# START OF Entries shown

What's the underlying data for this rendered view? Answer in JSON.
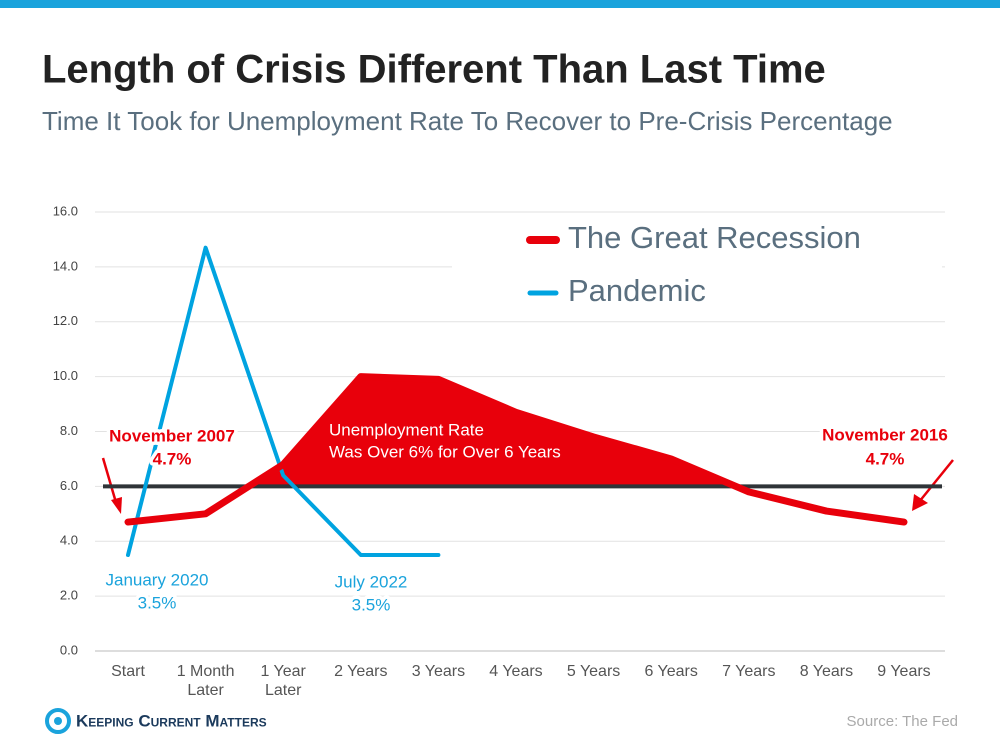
{
  "chart_data": {
    "type": "line",
    "title": "Length of Crisis Different Than Last Time",
    "subtitle": "Time It Took for Unemployment Rate To Recover to Pre-Crisis Percentage",
    "categories": [
      [
        "Start"
      ],
      [
        "1 Month",
        "Later"
      ],
      [
        "1 Year",
        "Later"
      ],
      [
        "2 Years"
      ],
      [
        "3 Years"
      ],
      [
        "4 Years"
      ],
      [
        "5 Years"
      ],
      [
        "6 Years"
      ],
      [
        "7 Years"
      ],
      [
        "8 Years"
      ],
      [
        "9 Years"
      ]
    ],
    "series": [
      {
        "name": "The Great Recession",
        "color": "#e8000b",
        "values": [
          4.7,
          5.0,
          6.8,
          10.0,
          9.9,
          8.7,
          7.8,
          7.0,
          5.8,
          5.1,
          4.7
        ]
      },
      {
        "name": "Pandemic",
        "color": "#00a3e0",
        "values": [
          3.5,
          14.7,
          6.4,
          3.5,
          3.5,
          null,
          null,
          null,
          null,
          null,
          null
        ]
      }
    ],
    "threshold": 6,
    "ylim": [
      0,
      16
    ],
    "yticks": [
      {
        "value": 0,
        "label": "0.0"
      },
      {
        "value": 2,
        "label": "2.0"
      },
      {
        "value": 4,
        "label": "4.0"
      },
      {
        "value": 6,
        "label": "6.0"
      },
      {
        "value": 8,
        "label": "8.0"
      },
      {
        "value": 10,
        "label": "10.0"
      },
      {
        "value": 12,
        "label": "12.0"
      },
      {
        "value": 14,
        "label": "14.0"
      },
      {
        "value": 16,
        "label": "16.0"
      }
    ],
    "grid": true,
    "legend": "upper right",
    "annotations": [
      "November 2007",
      "4.7%",
      "November 2016",
      "4.7%",
      "January 2020",
      "3.5%",
      "July 2022",
      "3.5%",
      "Unemployment Rate",
      "Was Over 6% for Over 6 Years"
    ],
    "brand": "Keeping Current Matters",
    "source": "Source: The Fed"
  }
}
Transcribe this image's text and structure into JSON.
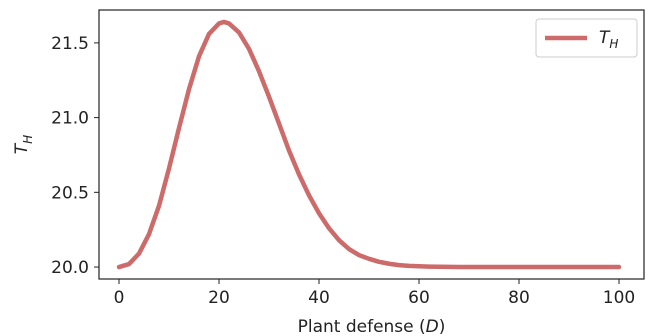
{
  "chart_data": {
    "type": "line",
    "title": "",
    "xlabel": {
      "main": "Plant defense (",
      "var": "D",
      "close": ")"
    },
    "ylabel": {
      "main": "T",
      "sub": "H"
    },
    "xlim": [
      -4,
      105
    ],
    "ylim": [
      19.92,
      21.72
    ],
    "xticks": [
      0,
      20,
      40,
      60,
      80,
      100
    ],
    "xtick_labels": [
      "0",
      "20",
      "40",
      "60",
      "80",
      "100"
    ],
    "yticks": [
      20.0,
      20.5,
      21.0,
      21.5
    ],
    "ytick_labels": [
      "20.0",
      "20.5",
      "21.0",
      "21.5"
    ],
    "grid": false,
    "legend_position": "top-right",
    "series": [
      {
        "name": {
          "main": "T",
          "sub": "H"
        },
        "color": "#cd6b6b",
        "x": [
          0,
          2,
          4,
          6,
          8,
          10,
          12,
          14,
          16,
          18,
          20,
          21,
          22,
          24,
          26,
          28,
          30,
          32,
          34,
          36,
          38,
          40,
          42,
          44,
          46,
          48,
          50,
          52,
          54,
          56,
          58,
          60,
          62,
          64,
          66,
          68,
          70,
          75,
          80,
          85,
          90,
          95,
          100
        ],
        "y": [
          20.0,
          20.02,
          20.09,
          20.22,
          20.41,
          20.66,
          20.93,
          21.19,
          21.41,
          21.56,
          21.63,
          21.64,
          21.63,
          21.57,
          21.46,
          21.31,
          21.14,
          20.96,
          20.78,
          20.62,
          20.48,
          20.36,
          20.26,
          20.18,
          20.12,
          20.08,
          20.055,
          20.035,
          20.022,
          20.013,
          20.008,
          20.005,
          20.003,
          20.002,
          20.001,
          20.0,
          20.0,
          20.0,
          20.0,
          20.0,
          20.0,
          20.0,
          20.0
        ]
      }
    ]
  }
}
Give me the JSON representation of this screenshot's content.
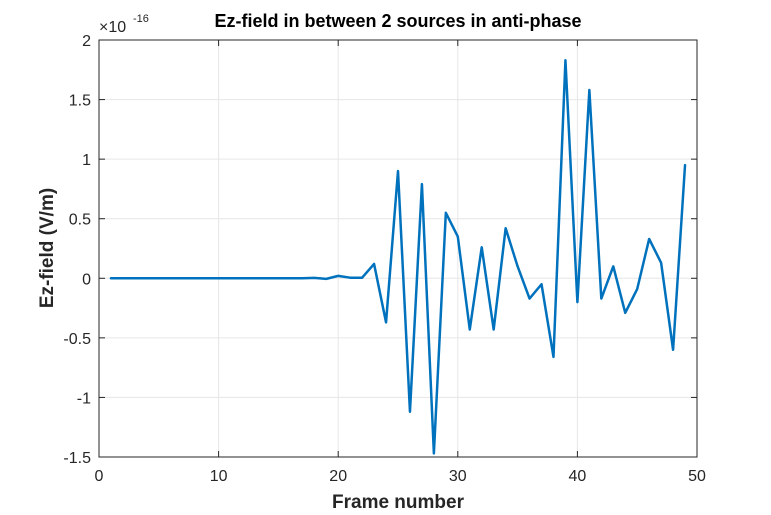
{
  "chart_data": {
    "type": "line",
    "title": "Ez-field in between 2 sources in anti-phase",
    "xlabel": "Frame number",
    "ylabel": "Ez-field (V/m)",
    "y_exponent_base": "×10",
    "y_exponent_power": "-16",
    "xlim": [
      0,
      50
    ],
    "ylim": [
      -1.5,
      2
    ],
    "x_ticks": [
      0,
      10,
      20,
      30,
      40,
      50
    ],
    "x_tick_labels": [
      "0",
      "10",
      "20",
      "30",
      "40",
      "50"
    ],
    "y_ticks": [
      -1.5,
      -1,
      -0.5,
      0,
      0.5,
      1,
      1.5,
      2
    ],
    "y_tick_labels": [
      "-1.5",
      "-1",
      "-0.5",
      "0",
      "0.5",
      "1",
      "1.5",
      "2"
    ],
    "grid": true,
    "series": [
      {
        "color": "#0072BD",
        "x": [
          1,
          2,
          3,
          4,
          5,
          6,
          7,
          8,
          9,
          10,
          11,
          12,
          13,
          14,
          15,
          16,
          17,
          18,
          19,
          20,
          21,
          22,
          23,
          24,
          25,
          26,
          27,
          28,
          29,
          30,
          31,
          32,
          33,
          34,
          35,
          36,
          37,
          38,
          39,
          40,
          41,
          42,
          43,
          44,
          45,
          46,
          47,
          48,
          49
        ],
        "y": [
          0,
          0,
          0,
          0,
          0,
          0,
          0,
          0,
          0,
          0,
          0,
          0,
          0,
          0,
          0,
          0,
          0,
          0.003,
          -0.005,
          0.02,
          0.005,
          0.005,
          0.12,
          -0.37,
          0.9,
          -1.12,
          0.79,
          -1.47,
          0.55,
          0.35,
          -0.43,
          0.26,
          -0.43,
          0.42,
          0.1,
          -0.17,
          -0.05,
          -0.66,
          1.83,
          -0.2,
          1.58,
          -0.17,
          0.1,
          -0.29,
          -0.09,
          0.33,
          0.13,
          -0.6,
          0.95
        ]
      }
    ]
  }
}
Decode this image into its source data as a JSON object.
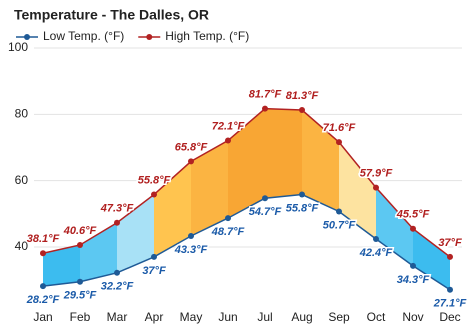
{
  "chart_data": {
    "type": "line",
    "title": "Temperature - The Dalles, OR",
    "categories": [
      "Jan",
      "Feb",
      "Mar",
      "Apr",
      "May",
      "Jun",
      "Jul",
      "Aug",
      "Sep",
      "Oct",
      "Nov",
      "Dec"
    ],
    "series": [
      {
        "name": "Low Temp. (°F)",
        "color": "#1f5a96",
        "values": [
          28.2,
          29.5,
          32.2,
          37,
          43.3,
          48.7,
          54.7,
          55.8,
          50.7,
          42.4,
          34.3,
          27.1
        ],
        "value_labels": [
          "28.2°F",
          "29.5°F",
          "32.2°F",
          "37°F",
          "43.3°F",
          "48.7°F",
          "54.7°F",
          "55.8°F",
          "50.7°F",
          "42.4°F",
          "34.3°F",
          "27.1°F"
        ]
      },
      {
        "name": "High Temp. (°F)",
        "color": "#b22222",
        "values": [
          38.1,
          40.6,
          47.3,
          55.8,
          65.8,
          72.1,
          81.7,
          81.3,
          71.6,
          57.9,
          45.5,
          37
        ],
        "value_labels": [
          "38.1°F",
          "40.6°F",
          "47.3°F",
          "55.8°F",
          "65.8°F",
          "72.1°F",
          "81.7°F",
          "81.3°F",
          "71.6°F",
          "57.9°F",
          "45.5°F",
          "37°F"
        ]
      }
    ],
    "band_colors": [
      "#3cbcef",
      "#5cc8f2",
      "#a8e1f6",
      "#ffc44f",
      "#fbb442",
      "#f8a634",
      "#f8a634",
      "#fbb442",
      "#fde3a0",
      "#5cc8f2",
      "#3cbcef"
    ],
    "ylim": [
      24,
      100
    ],
    "yticks": [
      40,
      60,
      80,
      100
    ],
    "grid": true,
    "legend": "top-left"
  }
}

# END OF Entries shown

Find the lines containing "Crisis" and pull them out.

_Reply to the exercise:_
    "title": "Length of Crisis Different Than Last Time",
    "subtitle": "Time It Took for Unemployment Rate To Recover to Pre-Crisis Percentage",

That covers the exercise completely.